▸ **WHAT THIS TASK INVOLVES**: Read through the data and report every line in which the word "number" occurs.

▸ **MATERIAL**:
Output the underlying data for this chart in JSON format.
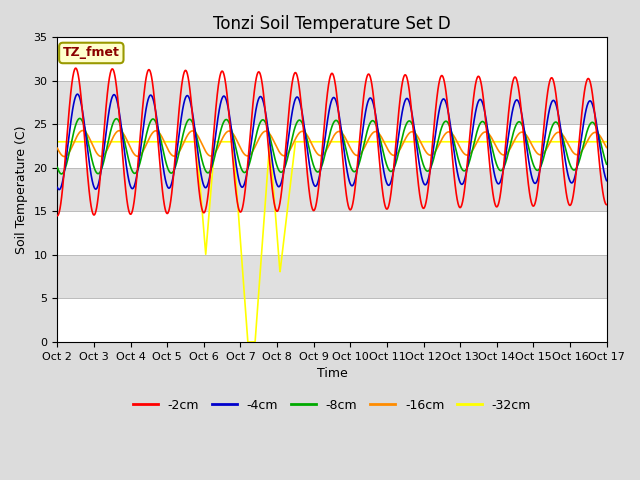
{
  "title": "Tonzi Soil Temperature Set D",
  "xlabel": "Time",
  "ylabel": "Soil Temperature (C)",
  "ylim": [
    0,
    35
  ],
  "xlim": [
    0,
    15
  ],
  "x_tick_labels": [
    "Oct 2",
    "Oct 3",
    "Oct 4",
    "Oct 5",
    "Oct 6",
    "Oct 7",
    "Oct 8",
    "Oct 9",
    "Oct 10",
    "Oct 11",
    "Oct 12",
    "Oct 13",
    "Oct 14",
    "Oct 15",
    "Oct 16",
    "Oct 17"
  ],
  "legend_label": "TZ_fmet",
  "legend_label_color": "#8B0000",
  "legend_box_facecolor": "#FFFFCC",
  "legend_box_edgecolor": "#999900",
  "series_labels": [
    "-2cm",
    "-4cm",
    "-8cm",
    "-16cm",
    "-32cm"
  ],
  "series_colors": [
    "#FF0000",
    "#0000CC",
    "#00AA00",
    "#FF8C00",
    "#FFFF00"
  ],
  "fig_facecolor": "#DCDCDC",
  "plot_bg_color": "#FFFFFF",
  "band_color": "#E0E0E0",
  "title_fontsize": 12,
  "axis_label_fontsize": 9,
  "tick_fontsize": 8,
  "line_width": 1.2,
  "n_points": 3000,
  "days": 15
}
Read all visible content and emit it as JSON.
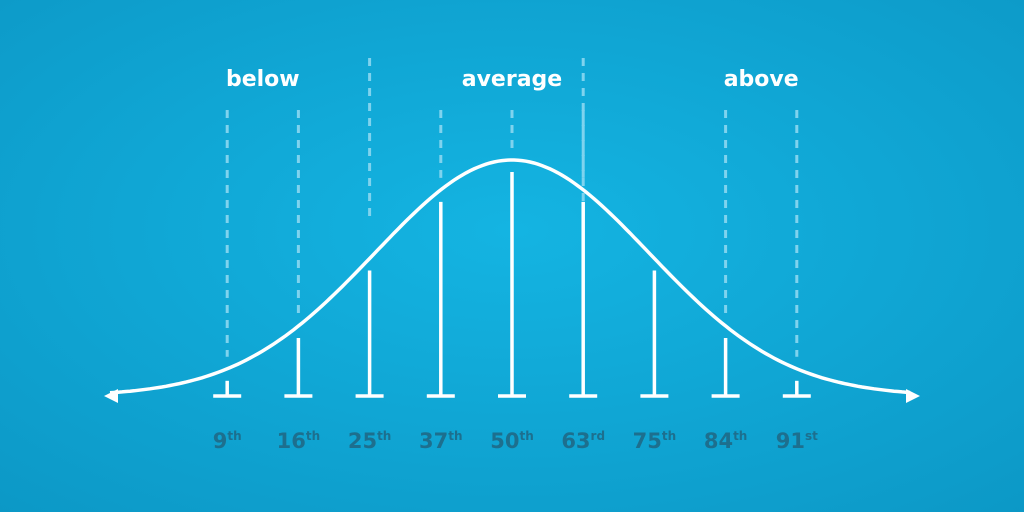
{
  "zones": [
    "below",
    "average",
    "above"
  ],
  "percentiles": [
    {
      "number": "9",
      "suffix": "th"
    },
    {
      "number": "16",
      "suffix": "th"
    },
    {
      "number": "25",
      "suffix": "th"
    },
    {
      "number": "37",
      "suffix": "th"
    },
    {
      "number": "50",
      "suffix": "th"
    },
    {
      "number": "63",
      "suffix": "rd"
    },
    {
      "number": "75",
      "suffix": "th"
    },
    {
      "number": "84",
      "suffix": "th"
    },
    {
      "number": "91",
      "suffix": "st"
    }
  ]
}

▸ **ANSWER FOR THE TASK**:
      "number": "9",
      "number": "16",
      "number": "25",
      "number": "37",
      "number": "50",
      "number": "63",
      "number": "75",
      "number": "84",
      "number": "91",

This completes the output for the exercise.